• [TASK REQUIREMENTS] Extract each of the following lines and reproduce every one of them exactly, without any change.

• [EXCERPTED RECORDS]
· · ·

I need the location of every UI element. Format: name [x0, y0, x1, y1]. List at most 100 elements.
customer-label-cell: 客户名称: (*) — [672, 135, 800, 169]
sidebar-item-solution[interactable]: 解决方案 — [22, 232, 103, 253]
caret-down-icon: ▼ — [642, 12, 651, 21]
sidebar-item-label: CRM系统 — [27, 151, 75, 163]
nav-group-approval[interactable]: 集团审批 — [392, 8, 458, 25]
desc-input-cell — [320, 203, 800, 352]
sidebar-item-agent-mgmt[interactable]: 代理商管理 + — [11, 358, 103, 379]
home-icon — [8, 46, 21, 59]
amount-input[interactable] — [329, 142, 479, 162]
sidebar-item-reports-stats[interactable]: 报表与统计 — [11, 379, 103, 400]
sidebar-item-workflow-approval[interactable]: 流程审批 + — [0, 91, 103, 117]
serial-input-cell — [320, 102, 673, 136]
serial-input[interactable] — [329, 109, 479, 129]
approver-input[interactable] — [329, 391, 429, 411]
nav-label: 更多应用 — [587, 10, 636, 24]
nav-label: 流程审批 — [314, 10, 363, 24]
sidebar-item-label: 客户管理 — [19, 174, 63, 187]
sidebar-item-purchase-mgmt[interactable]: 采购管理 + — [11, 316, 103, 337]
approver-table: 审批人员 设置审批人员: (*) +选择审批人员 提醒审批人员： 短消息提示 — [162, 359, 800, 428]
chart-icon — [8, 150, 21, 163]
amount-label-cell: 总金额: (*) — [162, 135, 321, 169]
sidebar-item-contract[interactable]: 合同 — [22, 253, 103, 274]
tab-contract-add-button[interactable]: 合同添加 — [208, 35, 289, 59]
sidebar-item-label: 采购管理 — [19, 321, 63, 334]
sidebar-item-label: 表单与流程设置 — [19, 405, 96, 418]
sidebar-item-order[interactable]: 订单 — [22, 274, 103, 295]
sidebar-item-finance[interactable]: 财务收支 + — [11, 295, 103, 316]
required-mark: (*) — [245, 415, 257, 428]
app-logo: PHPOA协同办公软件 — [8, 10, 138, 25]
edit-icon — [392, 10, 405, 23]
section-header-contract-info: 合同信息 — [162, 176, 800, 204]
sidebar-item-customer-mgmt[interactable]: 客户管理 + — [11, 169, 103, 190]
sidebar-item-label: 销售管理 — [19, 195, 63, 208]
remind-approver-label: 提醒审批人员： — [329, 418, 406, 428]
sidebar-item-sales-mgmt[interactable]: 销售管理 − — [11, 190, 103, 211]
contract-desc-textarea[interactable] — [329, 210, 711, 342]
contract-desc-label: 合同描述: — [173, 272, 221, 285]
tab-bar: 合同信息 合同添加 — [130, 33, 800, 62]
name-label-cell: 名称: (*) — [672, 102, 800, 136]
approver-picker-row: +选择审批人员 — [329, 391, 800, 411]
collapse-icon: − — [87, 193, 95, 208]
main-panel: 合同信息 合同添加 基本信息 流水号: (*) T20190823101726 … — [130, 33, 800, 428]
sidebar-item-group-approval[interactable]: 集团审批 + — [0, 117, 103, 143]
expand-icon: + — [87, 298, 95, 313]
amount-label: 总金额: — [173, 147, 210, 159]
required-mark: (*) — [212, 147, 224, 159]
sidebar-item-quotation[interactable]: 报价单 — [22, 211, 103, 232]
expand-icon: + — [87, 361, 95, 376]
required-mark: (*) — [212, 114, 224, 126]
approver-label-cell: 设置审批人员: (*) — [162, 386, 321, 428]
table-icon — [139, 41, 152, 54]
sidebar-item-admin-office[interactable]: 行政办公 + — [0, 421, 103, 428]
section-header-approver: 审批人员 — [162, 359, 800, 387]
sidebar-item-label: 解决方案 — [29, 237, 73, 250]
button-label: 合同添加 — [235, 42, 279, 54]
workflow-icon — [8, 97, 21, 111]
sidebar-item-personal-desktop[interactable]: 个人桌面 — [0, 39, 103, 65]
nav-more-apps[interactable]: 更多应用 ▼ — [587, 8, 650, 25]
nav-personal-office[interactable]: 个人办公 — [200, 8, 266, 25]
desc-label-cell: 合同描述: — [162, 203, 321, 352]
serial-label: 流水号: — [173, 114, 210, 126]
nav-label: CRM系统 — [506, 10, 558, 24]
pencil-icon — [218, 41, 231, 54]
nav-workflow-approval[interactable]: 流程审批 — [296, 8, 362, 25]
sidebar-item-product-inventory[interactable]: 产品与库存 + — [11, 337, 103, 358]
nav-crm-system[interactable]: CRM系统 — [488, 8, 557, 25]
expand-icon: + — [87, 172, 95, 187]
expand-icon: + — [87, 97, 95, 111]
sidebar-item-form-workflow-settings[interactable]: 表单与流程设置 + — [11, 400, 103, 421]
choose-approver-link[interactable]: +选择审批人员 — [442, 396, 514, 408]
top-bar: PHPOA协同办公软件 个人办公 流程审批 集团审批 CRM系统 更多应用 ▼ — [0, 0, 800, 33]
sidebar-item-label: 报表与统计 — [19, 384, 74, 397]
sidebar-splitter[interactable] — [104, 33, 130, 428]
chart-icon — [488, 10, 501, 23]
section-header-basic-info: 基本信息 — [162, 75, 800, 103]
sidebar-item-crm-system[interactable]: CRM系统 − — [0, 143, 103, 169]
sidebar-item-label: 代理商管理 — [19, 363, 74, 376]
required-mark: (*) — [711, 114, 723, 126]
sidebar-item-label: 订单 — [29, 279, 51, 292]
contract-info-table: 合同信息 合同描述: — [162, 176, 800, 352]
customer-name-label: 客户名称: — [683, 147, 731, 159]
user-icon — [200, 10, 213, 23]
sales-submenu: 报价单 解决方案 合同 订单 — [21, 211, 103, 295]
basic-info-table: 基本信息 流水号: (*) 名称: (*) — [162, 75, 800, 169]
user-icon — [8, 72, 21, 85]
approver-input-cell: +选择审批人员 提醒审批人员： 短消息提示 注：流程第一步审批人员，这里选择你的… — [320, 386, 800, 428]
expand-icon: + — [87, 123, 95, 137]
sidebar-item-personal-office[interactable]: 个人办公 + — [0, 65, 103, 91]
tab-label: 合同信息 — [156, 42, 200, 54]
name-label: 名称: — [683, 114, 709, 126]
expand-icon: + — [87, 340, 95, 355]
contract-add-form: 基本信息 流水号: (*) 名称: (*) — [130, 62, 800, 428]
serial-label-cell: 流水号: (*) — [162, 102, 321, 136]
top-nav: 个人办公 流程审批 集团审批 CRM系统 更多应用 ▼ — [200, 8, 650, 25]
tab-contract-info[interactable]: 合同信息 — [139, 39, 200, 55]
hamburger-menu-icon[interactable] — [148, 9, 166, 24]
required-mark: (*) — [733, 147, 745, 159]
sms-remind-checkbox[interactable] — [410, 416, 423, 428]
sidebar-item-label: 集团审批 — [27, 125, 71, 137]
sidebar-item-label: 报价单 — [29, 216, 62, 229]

· · ·

• [SOLUTION TO THE PROBLEM]
I need the location of every UI element. Format: name [x0, y0, x1, y1]. List at most 100 elements.
customer-label-cell: 客户名称: (*) — [672, 135, 800, 169]
sidebar-item-solution[interactable]: 解决方案 — [22, 232, 103, 253]
caret-down-icon: ▼ — [642, 12, 651, 21]
sidebar-item-label: CRM系统 — [27, 151, 75, 163]
nav-group-approval[interactable]: 集团审批 — [392, 8, 458, 25]
desc-input-cell — [320, 203, 800, 352]
sidebar-item-agent-mgmt[interactable]: 代理商管理 + — [11, 358, 103, 379]
home-icon — [8, 46, 21, 59]
amount-input[interactable] — [329, 142, 479, 162]
sidebar-item-reports-stats[interactable]: 报表与统计 — [11, 379, 103, 400]
sidebar-item-workflow-approval[interactable]: 流程审批 + — [0, 91, 103, 117]
serial-input-cell — [320, 102, 673, 136]
serial-input[interactable] — [329, 109, 479, 129]
approver-input[interactable] — [329, 391, 429, 411]
nav-label: 更多应用 — [587, 10, 636, 24]
nav-label: 流程审批 — [314, 10, 363, 24]
sidebar-item-label: 客户管理 — [19, 174, 63, 187]
sidebar-item-purchase-mgmt[interactable]: 采购管理 + — [11, 316, 103, 337]
approver-table: 审批人员 设置审批人员: (*) +选择审批人员 提醒审批人员： 短消息提示 — [162, 359, 800, 428]
chart-icon — [8, 150, 21, 163]
amount-label-cell: 总金额: (*) — [162, 135, 321, 169]
sidebar-item-contract[interactable]: 合同 — [22, 253, 103, 274]
tab-contract-add-button[interactable]: 合同添加 — [208, 35, 289, 59]
sidebar-item-label: 采购管理 — [19, 321, 63, 334]
sidebar-item-label: 表单与流程设置 — [19, 405, 96, 418]
sidebar-item-order[interactable]: 订单 — [22, 274, 103, 295]
sidebar-item-finance[interactable]: 财务收支 + — [11, 295, 103, 316]
required-mark: (*) — [245, 415, 257, 428]
app-logo: PHPOA协同办公软件 — [8, 10, 138, 25]
edit-icon — [392, 10, 405, 23]
section-header-contract-info: 合同信息 — [162, 176, 800, 204]
sidebar-item-customer-mgmt[interactable]: 客户管理 + — [11, 169, 103, 190]
sidebar-item-label: 销售管理 — [19, 195, 63, 208]
remind-approver-label: 提醒审批人员： — [329, 418, 406, 428]
sidebar-item-sales-mgmt[interactable]: 销售管理 − — [11, 190, 103, 211]
contract-desc-textarea[interactable] — [329, 210, 711, 342]
contract-desc-label: 合同描述: — [173, 272, 221, 285]
tab-bar: 合同信息 合同添加 — [130, 33, 800, 62]
name-label-cell: 名称: (*) — [672, 102, 800, 136]
approver-picker-row: +选择审批人员 — [329, 391, 800, 411]
collapse-icon: − — [87, 193, 95, 208]
main-panel: 合同信息 合同添加 基本信息 流水号: (*) T20190823101726 … — [130, 33, 800, 428]
sidebar-item-group-approval[interactable]: 集团审批 + — [0, 117, 103, 143]
expand-icon: + — [87, 298, 95, 313]
amount-label: 总金额: — [173, 147, 210, 159]
required-mark: (*) — [212, 147, 224, 159]
sidebar-item-quotation[interactable]: 报价单 — [22, 211, 103, 232]
expand-icon: + — [87, 361, 95, 376]
required-mark: (*) — [212, 114, 224, 126]
approver-label-cell: 设置审批人员: (*) — [162, 386, 321, 428]
table-icon — [139, 41, 152, 54]
sidebar-item-admin-office[interactable]: 行政办公 + — [0, 421, 103, 428]
section-header-approver: 审批人员 — [162, 359, 800, 387]
sidebar-item-label: 解决方案 — [29, 237, 73, 250]
button-label: 合同添加 — [235, 42, 279, 54]
workflow-icon — [8, 97, 21, 111]
sidebar-item-personal-desktop[interactable]: 个人桌面 — [0, 39, 103, 65]
nav-more-apps[interactable]: 更多应用 ▼ — [587, 8, 650, 25]
nav-personal-office[interactable]: 个人办公 — [200, 8, 266, 25]
desc-label-cell: 合同描述: — [162, 203, 321, 352]
serial-label: 流水号: — [173, 114, 210, 126]
nav-label: CRM系统 — [506, 10, 558, 24]
pencil-icon — [218, 41, 231, 54]
nav-workflow-approval[interactable]: 流程审批 — [296, 8, 362, 25]
sidebar-item-product-inventory[interactable]: 产品与库存 + — [11, 337, 103, 358]
nav-crm-system[interactable]: CRM系统 — [488, 8, 557, 25]
expand-icon: + — [87, 172, 95, 187]
expand-icon: + — [87, 97, 95, 111]
sidebar-item-form-workflow-settings[interactable]: 表单与流程设置 + — [11, 400, 103, 421]
choose-approver-link[interactable]: +选择审批人员 — [442, 396, 514, 408]
top-bar: PHPOA协同办公软件 个人办公 流程审批 集团审批 CRM系统 更多应用 ▼ — [0, 0, 800, 33]
sidebar-item-label: 报表与统计 — [19, 384, 74, 397]
sidebar-splitter[interactable] — [104, 33, 130, 428]
chart-icon — [488, 10, 501, 23]
section-header-basic-info: 基本信息 — [162, 75, 800, 103]
sidebar-item-crm-system[interactable]: CRM系统 − — [0, 143, 103, 169]
sidebar-item-label: 代理商管理 — [19, 363, 74, 376]
required-mark: (*) — [711, 114, 723, 126]
sidebar-item-label: 订单 — [29, 279, 51, 292]
contract-info-table: 合同信息 合同描述: — [162, 176, 800, 352]
customer-name-label: 客户名称: — [683, 147, 731, 159]
user-icon — [200, 10, 213, 23]
sales-submenu: 报价单 解决方案 合同 订单 — [21, 211, 103, 295]
basic-info-table: 基本信息 流水号: (*) 名称: (*) — [162, 75, 800, 169]
user-icon — [8, 72, 21, 85]
approver-input-cell: +选择审批人员 提醒审批人员： 短消息提示 注：流程第一步审批人员，这里选择你的… — [320, 386, 800, 428]
expand-icon: + — [87, 123, 95, 137]
sidebar-item-personal-office[interactable]: 个人办公 + — [0, 65, 103, 91]
tab-label: 合同信息 — [156, 42, 200, 54]
name-label: 名称: — [683, 114, 709, 126]
expand-icon: + — [87, 340, 95, 355]
contract-add-form: 基本信息 流水号: (*) 名称: (*) — [130, 62, 800, 428]
serial-label-cell: 流水号: (*) — [162, 102, 321, 136]
top-nav: 个人办公 流程审批 集团审批 CRM系统 更多应用 ▼ — [200, 8, 650, 25]
tab-contract-info[interactable]: 合同信息 — [139, 39, 200, 55]
hamburger-menu-icon[interactable] — [148, 9, 166, 24]
required-mark: (*) — [733, 147, 745, 159]
sms-remind-checkbox[interactable] — [410, 416, 423, 428]
sidebar-item-label: 集团审批 — [27, 125, 71, 137]
sidebar-item-label: 报价单 — [29, 216, 62, 229]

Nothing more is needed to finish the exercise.